* WHAT TO DO *
Check each line of the entries below for the string "data" and state how many lines have it, with no other text.

* ENTRIES PROVIDED *
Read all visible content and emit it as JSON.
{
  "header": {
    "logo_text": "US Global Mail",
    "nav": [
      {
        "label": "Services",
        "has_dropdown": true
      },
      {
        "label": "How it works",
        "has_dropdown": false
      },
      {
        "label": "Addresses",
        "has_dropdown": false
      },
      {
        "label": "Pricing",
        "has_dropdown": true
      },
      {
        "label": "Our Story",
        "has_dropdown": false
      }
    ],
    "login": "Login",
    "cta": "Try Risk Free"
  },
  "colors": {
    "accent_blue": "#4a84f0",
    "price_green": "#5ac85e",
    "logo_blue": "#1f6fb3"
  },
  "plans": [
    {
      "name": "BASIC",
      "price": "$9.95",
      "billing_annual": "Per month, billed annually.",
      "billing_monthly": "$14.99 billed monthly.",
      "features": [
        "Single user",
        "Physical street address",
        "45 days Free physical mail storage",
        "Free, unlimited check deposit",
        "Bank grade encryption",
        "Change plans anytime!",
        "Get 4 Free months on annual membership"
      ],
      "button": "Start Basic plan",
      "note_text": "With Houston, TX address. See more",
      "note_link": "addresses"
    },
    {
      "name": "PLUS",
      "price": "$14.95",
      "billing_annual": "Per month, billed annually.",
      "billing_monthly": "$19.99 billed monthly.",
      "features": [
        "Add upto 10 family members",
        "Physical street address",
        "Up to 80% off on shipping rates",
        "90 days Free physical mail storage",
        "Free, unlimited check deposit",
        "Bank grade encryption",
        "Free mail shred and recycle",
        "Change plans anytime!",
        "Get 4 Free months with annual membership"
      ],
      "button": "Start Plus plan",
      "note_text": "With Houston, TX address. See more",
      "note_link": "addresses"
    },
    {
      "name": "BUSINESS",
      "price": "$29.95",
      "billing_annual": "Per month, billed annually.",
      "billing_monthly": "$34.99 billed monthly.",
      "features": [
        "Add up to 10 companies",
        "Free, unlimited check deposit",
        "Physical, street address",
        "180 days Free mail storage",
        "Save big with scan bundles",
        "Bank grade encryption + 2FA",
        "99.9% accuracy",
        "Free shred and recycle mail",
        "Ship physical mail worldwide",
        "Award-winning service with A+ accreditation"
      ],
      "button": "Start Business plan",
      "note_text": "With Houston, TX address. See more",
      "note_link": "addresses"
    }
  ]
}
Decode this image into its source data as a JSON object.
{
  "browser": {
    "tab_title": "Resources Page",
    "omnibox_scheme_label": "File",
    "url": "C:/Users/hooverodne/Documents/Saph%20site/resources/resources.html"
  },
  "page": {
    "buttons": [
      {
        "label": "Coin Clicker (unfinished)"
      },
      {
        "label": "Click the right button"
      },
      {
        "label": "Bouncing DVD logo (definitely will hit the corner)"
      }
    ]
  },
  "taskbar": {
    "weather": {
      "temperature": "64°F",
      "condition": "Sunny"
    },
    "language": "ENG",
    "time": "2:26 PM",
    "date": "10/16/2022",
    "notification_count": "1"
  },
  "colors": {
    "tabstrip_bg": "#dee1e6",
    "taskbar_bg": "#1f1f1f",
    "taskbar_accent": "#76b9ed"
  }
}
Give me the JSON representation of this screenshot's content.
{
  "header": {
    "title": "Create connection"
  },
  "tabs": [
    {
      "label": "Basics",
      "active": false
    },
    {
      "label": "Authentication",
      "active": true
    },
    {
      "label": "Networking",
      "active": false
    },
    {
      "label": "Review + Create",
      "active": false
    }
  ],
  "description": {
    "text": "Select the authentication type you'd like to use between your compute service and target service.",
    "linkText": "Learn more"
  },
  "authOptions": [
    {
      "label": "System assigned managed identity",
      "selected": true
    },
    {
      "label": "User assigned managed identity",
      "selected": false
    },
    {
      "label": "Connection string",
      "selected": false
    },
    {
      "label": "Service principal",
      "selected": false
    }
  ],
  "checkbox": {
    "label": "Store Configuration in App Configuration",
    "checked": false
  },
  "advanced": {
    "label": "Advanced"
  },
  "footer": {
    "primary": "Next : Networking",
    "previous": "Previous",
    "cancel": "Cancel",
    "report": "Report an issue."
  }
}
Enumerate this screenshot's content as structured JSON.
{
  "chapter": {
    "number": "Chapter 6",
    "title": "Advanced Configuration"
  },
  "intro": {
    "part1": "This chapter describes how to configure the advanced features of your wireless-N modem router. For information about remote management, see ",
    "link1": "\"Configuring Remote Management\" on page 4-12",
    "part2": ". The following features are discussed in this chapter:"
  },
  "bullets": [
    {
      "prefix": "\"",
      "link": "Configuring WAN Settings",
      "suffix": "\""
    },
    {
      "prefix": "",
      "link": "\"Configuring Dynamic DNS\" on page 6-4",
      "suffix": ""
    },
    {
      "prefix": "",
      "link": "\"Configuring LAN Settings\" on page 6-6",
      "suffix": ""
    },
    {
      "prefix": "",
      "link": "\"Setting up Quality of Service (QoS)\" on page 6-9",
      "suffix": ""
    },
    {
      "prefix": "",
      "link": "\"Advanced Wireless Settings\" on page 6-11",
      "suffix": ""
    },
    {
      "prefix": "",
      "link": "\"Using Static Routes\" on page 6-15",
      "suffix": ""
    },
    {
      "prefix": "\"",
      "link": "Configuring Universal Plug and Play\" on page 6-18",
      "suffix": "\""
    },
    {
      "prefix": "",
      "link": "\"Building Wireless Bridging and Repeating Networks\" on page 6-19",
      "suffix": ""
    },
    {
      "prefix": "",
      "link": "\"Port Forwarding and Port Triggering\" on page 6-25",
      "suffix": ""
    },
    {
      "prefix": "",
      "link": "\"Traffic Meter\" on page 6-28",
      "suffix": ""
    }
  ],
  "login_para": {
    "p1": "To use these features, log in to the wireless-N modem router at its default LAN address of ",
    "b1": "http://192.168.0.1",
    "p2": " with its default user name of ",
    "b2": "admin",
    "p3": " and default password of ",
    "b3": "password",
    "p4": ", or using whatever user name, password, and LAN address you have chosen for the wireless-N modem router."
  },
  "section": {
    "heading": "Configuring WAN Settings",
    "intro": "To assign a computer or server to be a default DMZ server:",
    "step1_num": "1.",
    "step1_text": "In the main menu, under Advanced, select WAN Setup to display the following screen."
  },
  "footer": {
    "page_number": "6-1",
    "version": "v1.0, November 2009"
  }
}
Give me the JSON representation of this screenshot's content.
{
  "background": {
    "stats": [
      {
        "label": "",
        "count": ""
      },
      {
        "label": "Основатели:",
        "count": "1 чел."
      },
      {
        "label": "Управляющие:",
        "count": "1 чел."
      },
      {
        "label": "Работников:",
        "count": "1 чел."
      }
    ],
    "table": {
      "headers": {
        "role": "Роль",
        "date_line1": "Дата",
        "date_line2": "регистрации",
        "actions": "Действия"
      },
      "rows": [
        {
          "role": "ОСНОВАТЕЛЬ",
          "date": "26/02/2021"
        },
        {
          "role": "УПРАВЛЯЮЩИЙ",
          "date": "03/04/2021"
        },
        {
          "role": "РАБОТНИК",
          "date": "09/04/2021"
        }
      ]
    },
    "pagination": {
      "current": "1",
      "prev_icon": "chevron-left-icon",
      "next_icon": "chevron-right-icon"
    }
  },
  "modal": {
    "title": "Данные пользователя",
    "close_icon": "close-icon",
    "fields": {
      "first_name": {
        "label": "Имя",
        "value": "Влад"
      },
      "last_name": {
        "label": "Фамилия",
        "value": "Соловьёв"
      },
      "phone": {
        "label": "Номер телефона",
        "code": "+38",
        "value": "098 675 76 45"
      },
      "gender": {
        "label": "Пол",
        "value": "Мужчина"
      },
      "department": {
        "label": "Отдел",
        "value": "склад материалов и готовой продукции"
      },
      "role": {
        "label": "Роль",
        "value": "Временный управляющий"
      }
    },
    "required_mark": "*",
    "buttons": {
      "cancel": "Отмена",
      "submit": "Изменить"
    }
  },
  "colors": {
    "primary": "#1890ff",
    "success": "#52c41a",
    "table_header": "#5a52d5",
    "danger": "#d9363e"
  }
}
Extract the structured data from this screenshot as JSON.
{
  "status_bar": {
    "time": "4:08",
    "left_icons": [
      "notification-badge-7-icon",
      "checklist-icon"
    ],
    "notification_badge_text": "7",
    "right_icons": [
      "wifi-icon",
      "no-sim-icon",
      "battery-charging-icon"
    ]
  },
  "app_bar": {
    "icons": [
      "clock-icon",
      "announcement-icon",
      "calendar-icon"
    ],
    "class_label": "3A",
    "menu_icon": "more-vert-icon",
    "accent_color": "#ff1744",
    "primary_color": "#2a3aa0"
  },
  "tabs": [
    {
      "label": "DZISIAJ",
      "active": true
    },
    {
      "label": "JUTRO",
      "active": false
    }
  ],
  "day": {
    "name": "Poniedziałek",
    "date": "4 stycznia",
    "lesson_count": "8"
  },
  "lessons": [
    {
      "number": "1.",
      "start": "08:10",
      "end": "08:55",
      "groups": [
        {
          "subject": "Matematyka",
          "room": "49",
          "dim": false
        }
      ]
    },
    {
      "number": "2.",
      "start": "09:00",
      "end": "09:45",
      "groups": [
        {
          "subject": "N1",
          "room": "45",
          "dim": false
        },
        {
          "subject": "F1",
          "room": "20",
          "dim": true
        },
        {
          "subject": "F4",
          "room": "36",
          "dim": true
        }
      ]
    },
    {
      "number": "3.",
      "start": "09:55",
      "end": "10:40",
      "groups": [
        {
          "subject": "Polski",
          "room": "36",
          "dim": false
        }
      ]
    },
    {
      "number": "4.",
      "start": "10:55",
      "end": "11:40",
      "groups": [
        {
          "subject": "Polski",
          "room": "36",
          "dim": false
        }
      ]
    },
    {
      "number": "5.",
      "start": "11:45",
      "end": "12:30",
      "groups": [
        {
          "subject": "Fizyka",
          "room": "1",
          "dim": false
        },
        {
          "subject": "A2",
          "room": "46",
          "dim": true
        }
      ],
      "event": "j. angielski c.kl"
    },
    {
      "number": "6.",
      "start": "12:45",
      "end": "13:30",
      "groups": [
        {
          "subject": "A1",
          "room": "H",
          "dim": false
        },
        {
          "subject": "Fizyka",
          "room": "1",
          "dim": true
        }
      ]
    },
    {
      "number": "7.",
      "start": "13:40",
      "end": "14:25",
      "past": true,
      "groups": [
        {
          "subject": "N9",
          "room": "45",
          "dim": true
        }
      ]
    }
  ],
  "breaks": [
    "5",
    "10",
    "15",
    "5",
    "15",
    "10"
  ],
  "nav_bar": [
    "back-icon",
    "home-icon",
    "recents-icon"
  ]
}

* EXERCISE RESULT *
2